>>>

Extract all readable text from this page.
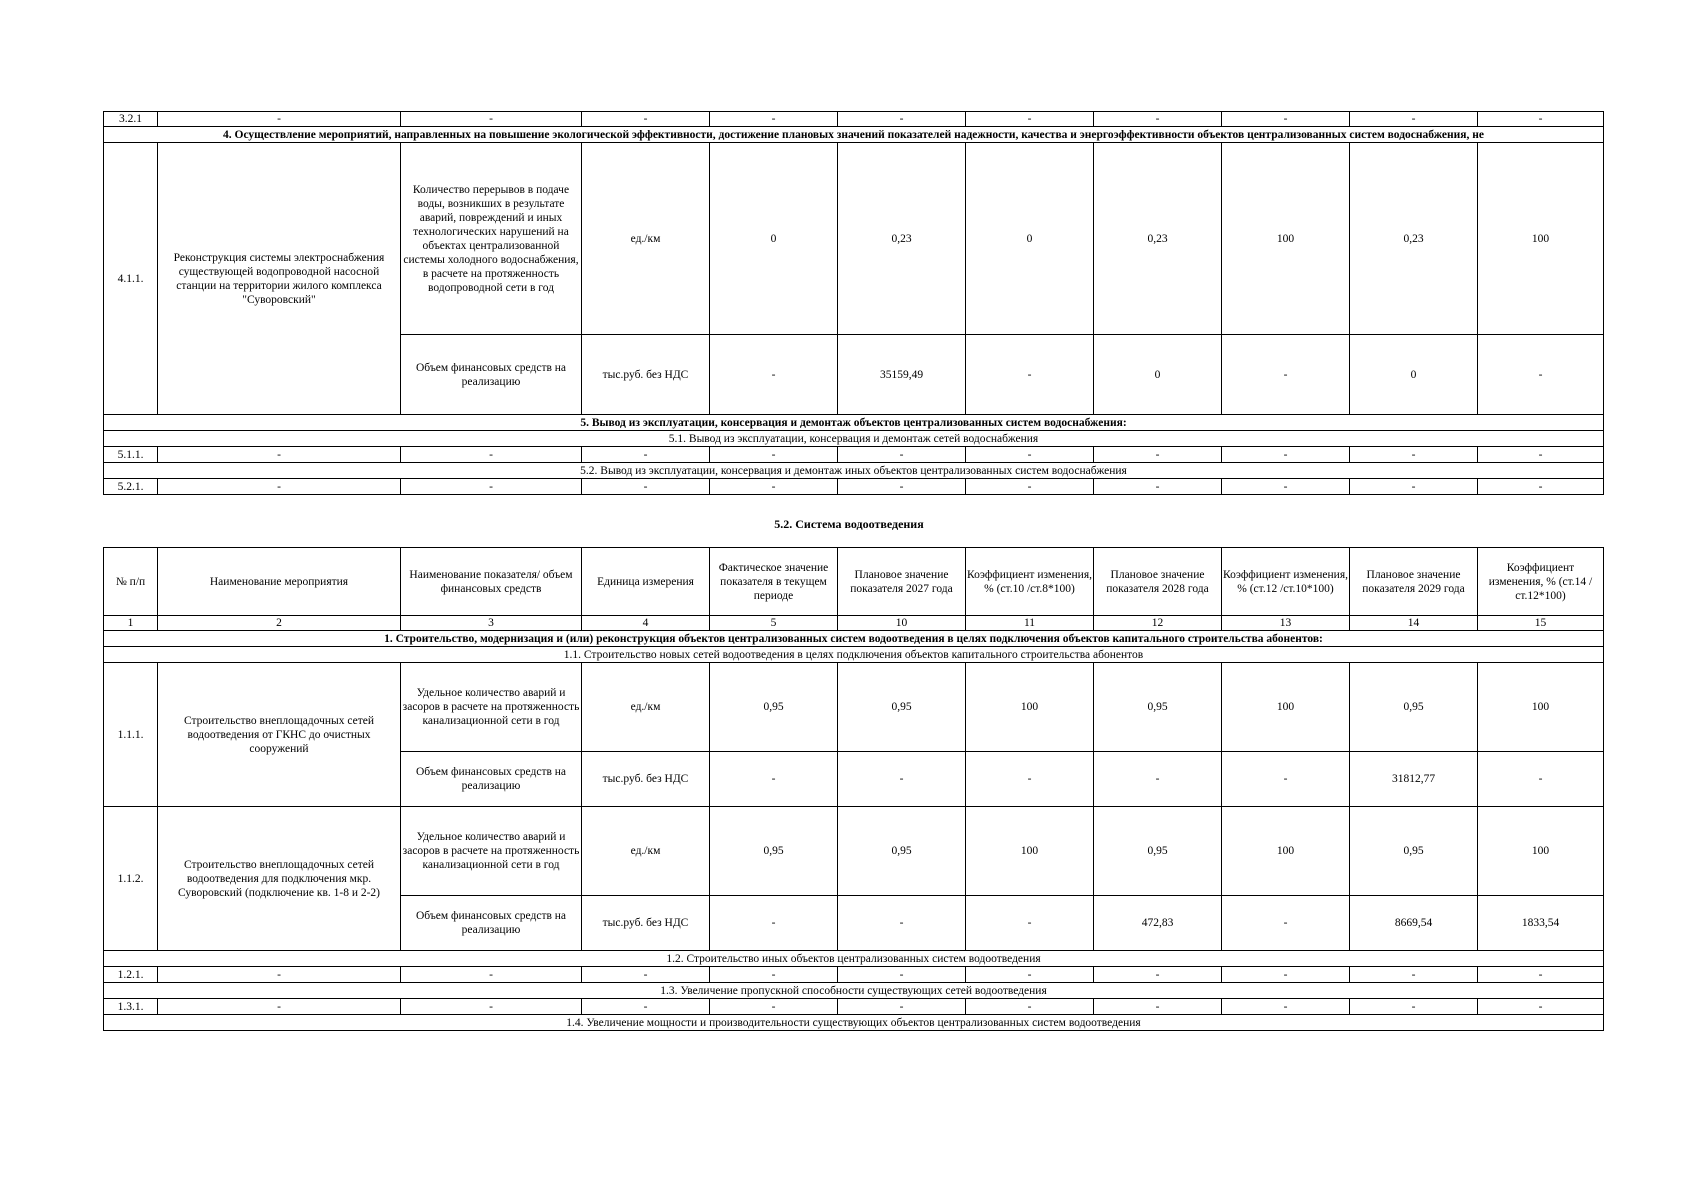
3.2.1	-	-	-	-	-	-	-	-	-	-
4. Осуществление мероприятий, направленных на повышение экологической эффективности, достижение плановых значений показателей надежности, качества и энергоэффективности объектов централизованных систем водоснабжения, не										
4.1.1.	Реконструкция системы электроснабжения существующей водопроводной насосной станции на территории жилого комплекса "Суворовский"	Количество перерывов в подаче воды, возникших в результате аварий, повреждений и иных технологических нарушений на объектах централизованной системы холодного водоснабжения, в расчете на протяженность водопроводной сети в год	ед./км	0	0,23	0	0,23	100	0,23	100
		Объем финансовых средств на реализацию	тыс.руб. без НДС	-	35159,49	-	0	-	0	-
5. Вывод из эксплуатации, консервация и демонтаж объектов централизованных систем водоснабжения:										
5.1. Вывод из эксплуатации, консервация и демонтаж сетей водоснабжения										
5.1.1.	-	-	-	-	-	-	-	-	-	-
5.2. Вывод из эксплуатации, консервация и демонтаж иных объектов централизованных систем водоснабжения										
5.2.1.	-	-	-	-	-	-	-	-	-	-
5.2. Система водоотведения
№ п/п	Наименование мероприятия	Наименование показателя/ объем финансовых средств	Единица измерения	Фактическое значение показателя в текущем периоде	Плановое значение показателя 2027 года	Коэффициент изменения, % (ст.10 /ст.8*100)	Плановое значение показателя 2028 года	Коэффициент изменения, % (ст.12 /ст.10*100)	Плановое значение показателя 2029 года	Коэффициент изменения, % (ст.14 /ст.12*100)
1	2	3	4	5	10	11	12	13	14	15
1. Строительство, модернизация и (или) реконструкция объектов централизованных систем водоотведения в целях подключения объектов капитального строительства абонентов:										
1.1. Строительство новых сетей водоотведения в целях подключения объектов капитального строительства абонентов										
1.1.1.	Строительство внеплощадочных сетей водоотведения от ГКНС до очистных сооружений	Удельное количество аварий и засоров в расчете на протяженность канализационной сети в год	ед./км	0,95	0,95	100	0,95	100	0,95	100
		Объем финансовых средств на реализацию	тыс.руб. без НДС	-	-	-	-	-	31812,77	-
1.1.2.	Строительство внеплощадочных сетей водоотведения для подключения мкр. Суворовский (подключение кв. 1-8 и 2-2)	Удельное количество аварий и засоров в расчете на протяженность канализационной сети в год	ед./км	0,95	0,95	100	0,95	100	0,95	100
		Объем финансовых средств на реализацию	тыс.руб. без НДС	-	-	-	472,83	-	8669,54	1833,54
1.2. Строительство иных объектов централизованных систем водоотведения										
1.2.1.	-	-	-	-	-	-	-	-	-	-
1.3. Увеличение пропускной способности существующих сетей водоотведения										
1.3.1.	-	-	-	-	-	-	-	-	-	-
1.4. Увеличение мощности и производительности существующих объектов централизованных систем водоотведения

<<<

Your copy should hold every record word for word and none of the pictures.

Extract all readable text from this page.
3.2.1	-	-	-	-	-	-	-	-	-	-
4. Осуществление мероприятий, направленных на повышение экологической эффективности, достижение плановых значений показателей надежности, качества и энергоэффективности объектов централизованных систем водоснабжения, не										
4.1.1.	Реконструкция системы электроснабжения существующей водопроводной насосной станции на территории жилого комплекса "Суворовский"	Количество перерывов в подаче воды, возникших в результате аварий, повреждений и иных технологических нарушений на объектах централизованной системы холодного водоснабжения, в расчете на протяженность водопроводной сети в год	ед./км	0	0,23	0	0,23	100	0,23	100
		Объем финансовых средств на реализацию	тыс.руб. без НДС	-	35159,49	-	0	-	0	-
5. Вывод из эксплуатации, консервация и демонтаж объектов централизованных систем водоснабжения:										
5.1. Вывод из эксплуатации, консервация и демонтаж сетей водоснабжения										
5.1.1.	-	-	-	-	-	-	-	-	-	-
5.2. Вывод из эксплуатации, консервация и демонтаж иных объектов централизованных систем водоснабжения										
5.2.1.	-	-	-	-	-	-	-	-	-	-
5.2. Система водоотведения
№ п/п	Наименование мероприятия	Наименование показателя/ объем финансовых средств	Единица измерения	Фактическое значение показателя в текущем периоде	Плановое значение показателя 2027 года	Коэффициент изменения, % (ст.10 /ст.8*100)	Плановое значение показателя 2028 года	Коэффициент изменения, % (ст.12 /ст.10*100)	Плановое значение показателя 2029 года	Коэффициент изменения, % (ст.14 /ст.12*100)
1	2	3	4	5	10	11	12	13	14	15
1. Строительство, модернизация и (или) реконструкция объектов централизованных систем водоотведения в целях подключения объектов капитального строительства абонентов:										
1.1. Строительство новых сетей водоотведения в целях подключения объектов капитального строительства абонентов										
1.1.1.	Строительство внеплощадочных сетей водоотведения от ГКНС до очистных сооружений	Удельное количество аварий и засоров в расчете на протяженность канализационной сети в год	ед./км	0,95	0,95	100	0,95	100	0,95	100
		Объем финансовых средств на реализацию	тыс.руб. без НДС	-	-	-	-	-	31812,77	-
1.1.2.	Строительство внеплощадочных сетей водоотведения для подключения мкр. Суворовский (подключение кв. 1-8 и 2-2)	Удельное количество аварий и засоров в расчете на протяженность канализационной сети в год	ед./км	0,95	0,95	100	0,95	100	0,95	100
		Объем финансовых средств на реализацию	тыс.руб. без НДС	-	-	-	472,83	-	8669,54	1833,54
1.2. Строительство иных объектов централизованных систем водоотведения										
1.2.1.	-	-	-	-	-	-	-	-	-	-
1.3. Увеличение пропускной способности существующих сетей водоотведения										
1.3.1.	-	-	-	-	-	-	-	-	-	-
1.4. Увеличение мощности и производительности существующих объектов централизованных систем водоотведения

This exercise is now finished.